::: GIVEN DATA

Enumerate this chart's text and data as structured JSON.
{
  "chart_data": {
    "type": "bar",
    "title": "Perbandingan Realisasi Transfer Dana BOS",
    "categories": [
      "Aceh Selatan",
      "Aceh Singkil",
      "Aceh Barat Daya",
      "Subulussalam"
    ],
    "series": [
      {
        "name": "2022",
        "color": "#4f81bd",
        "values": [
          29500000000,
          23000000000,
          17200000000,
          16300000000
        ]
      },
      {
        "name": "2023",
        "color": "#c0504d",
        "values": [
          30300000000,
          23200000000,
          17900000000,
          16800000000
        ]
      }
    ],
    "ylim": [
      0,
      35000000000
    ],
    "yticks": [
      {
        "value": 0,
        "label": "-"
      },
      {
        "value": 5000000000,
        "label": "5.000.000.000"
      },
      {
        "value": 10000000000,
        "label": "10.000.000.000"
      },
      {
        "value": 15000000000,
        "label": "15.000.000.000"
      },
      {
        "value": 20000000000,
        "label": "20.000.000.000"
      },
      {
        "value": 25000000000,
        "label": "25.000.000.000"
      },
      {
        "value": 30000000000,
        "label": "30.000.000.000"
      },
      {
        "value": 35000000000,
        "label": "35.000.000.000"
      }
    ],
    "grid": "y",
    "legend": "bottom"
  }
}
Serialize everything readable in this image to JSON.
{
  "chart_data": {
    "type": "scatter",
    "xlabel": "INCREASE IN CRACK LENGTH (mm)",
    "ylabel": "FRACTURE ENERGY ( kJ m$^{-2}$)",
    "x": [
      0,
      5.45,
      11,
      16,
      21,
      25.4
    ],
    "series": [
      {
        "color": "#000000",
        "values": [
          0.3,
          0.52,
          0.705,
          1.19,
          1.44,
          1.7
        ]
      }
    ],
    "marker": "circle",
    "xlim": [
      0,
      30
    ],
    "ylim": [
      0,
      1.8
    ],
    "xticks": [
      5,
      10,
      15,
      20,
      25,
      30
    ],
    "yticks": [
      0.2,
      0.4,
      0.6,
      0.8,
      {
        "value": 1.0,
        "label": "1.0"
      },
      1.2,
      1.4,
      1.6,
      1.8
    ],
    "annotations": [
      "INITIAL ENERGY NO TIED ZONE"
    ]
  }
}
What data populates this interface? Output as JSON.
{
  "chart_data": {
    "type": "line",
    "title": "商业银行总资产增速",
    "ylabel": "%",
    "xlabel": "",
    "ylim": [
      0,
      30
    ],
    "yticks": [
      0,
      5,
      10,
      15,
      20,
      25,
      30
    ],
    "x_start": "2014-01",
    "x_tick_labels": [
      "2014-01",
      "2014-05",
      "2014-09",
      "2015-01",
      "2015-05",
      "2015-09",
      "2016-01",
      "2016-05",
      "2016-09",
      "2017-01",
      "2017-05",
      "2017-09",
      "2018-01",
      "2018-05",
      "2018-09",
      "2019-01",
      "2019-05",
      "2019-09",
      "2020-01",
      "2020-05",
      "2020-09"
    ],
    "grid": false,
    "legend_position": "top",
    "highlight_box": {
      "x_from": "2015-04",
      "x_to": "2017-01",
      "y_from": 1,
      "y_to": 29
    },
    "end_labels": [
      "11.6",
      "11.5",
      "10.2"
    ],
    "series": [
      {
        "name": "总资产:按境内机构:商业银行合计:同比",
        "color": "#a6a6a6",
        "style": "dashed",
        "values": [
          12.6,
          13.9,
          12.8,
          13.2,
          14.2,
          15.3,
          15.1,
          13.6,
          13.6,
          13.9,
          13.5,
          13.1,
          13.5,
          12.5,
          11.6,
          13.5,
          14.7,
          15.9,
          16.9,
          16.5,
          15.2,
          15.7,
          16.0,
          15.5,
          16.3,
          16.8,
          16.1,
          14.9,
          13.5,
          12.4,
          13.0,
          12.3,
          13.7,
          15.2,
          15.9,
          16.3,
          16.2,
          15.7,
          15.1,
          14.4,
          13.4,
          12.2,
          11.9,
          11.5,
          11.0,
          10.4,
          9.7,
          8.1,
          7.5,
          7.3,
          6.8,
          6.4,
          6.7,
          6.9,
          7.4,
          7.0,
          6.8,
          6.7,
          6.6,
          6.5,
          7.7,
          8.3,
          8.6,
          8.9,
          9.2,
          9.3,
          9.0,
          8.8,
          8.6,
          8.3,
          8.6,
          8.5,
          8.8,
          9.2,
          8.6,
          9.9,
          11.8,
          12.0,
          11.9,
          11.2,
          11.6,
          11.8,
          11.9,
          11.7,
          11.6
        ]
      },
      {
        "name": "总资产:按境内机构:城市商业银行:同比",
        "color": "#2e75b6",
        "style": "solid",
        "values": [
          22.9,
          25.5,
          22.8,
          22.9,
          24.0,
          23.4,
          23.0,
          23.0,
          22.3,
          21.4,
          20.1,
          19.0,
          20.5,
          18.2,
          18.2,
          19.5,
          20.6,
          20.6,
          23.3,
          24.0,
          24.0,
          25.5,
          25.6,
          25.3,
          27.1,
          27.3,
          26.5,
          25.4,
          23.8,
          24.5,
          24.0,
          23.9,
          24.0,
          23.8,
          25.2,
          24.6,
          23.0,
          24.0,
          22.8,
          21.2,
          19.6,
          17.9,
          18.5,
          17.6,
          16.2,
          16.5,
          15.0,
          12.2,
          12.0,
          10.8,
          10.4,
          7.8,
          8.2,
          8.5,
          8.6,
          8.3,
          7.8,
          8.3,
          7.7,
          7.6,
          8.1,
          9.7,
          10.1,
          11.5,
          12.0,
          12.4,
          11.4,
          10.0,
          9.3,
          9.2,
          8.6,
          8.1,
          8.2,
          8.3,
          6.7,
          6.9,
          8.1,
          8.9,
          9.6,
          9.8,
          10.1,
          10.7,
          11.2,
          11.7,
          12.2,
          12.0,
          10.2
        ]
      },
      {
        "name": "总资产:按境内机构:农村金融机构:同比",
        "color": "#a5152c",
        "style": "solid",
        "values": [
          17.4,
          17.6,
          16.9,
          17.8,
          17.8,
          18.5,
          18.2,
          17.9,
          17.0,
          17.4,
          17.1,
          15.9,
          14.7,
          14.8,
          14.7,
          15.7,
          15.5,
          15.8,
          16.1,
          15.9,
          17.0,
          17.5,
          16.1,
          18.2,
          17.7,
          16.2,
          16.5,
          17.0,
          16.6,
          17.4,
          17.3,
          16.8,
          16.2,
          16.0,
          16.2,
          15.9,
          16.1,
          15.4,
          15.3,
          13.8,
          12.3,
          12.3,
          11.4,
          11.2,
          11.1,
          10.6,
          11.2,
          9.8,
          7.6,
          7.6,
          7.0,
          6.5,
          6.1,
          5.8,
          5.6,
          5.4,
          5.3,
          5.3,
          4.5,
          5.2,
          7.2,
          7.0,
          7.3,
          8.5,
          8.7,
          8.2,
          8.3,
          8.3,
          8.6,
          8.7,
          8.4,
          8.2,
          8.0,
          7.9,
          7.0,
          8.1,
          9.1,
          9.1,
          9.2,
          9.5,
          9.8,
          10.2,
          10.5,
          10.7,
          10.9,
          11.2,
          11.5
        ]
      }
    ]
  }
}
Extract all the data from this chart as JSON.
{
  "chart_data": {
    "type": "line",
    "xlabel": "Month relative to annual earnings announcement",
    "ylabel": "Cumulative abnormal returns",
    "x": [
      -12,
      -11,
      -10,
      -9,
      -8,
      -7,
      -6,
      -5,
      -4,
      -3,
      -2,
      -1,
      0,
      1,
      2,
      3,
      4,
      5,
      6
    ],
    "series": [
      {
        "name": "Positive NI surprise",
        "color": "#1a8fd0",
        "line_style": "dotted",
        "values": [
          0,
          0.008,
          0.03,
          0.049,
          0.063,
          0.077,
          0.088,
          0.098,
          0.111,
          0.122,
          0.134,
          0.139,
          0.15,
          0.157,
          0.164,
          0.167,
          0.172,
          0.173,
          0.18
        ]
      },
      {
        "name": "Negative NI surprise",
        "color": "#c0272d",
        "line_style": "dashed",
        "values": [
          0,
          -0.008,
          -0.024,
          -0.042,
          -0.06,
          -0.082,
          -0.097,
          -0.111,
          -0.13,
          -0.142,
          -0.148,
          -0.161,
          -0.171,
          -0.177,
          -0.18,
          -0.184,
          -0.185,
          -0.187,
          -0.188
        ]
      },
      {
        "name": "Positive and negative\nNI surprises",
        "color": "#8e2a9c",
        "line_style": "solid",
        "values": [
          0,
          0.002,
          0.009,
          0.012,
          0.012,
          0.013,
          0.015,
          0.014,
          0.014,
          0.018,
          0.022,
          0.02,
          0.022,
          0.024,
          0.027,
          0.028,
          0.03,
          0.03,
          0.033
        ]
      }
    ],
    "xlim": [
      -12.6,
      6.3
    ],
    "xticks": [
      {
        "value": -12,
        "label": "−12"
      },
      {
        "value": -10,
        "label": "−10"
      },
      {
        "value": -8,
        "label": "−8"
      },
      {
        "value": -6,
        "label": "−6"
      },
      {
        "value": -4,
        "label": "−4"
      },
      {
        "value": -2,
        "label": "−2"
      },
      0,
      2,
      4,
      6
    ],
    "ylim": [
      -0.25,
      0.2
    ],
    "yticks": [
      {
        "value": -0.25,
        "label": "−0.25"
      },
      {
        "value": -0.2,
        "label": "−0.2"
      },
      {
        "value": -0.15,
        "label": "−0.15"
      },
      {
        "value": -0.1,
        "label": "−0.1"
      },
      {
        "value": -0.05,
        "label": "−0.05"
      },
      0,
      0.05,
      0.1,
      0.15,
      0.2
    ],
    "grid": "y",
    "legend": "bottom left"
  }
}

::::::

WHAT YOU NEED TO DO:
Show every line in the records above that contains the word "ylabel".

EXERCISE RESULT:
    "ylabel": "FRACTURE ENERGY ( kJ m$^{-2}$)",
    "ylabel": "%",
    "ylabel": "Cumulative abnormal returns",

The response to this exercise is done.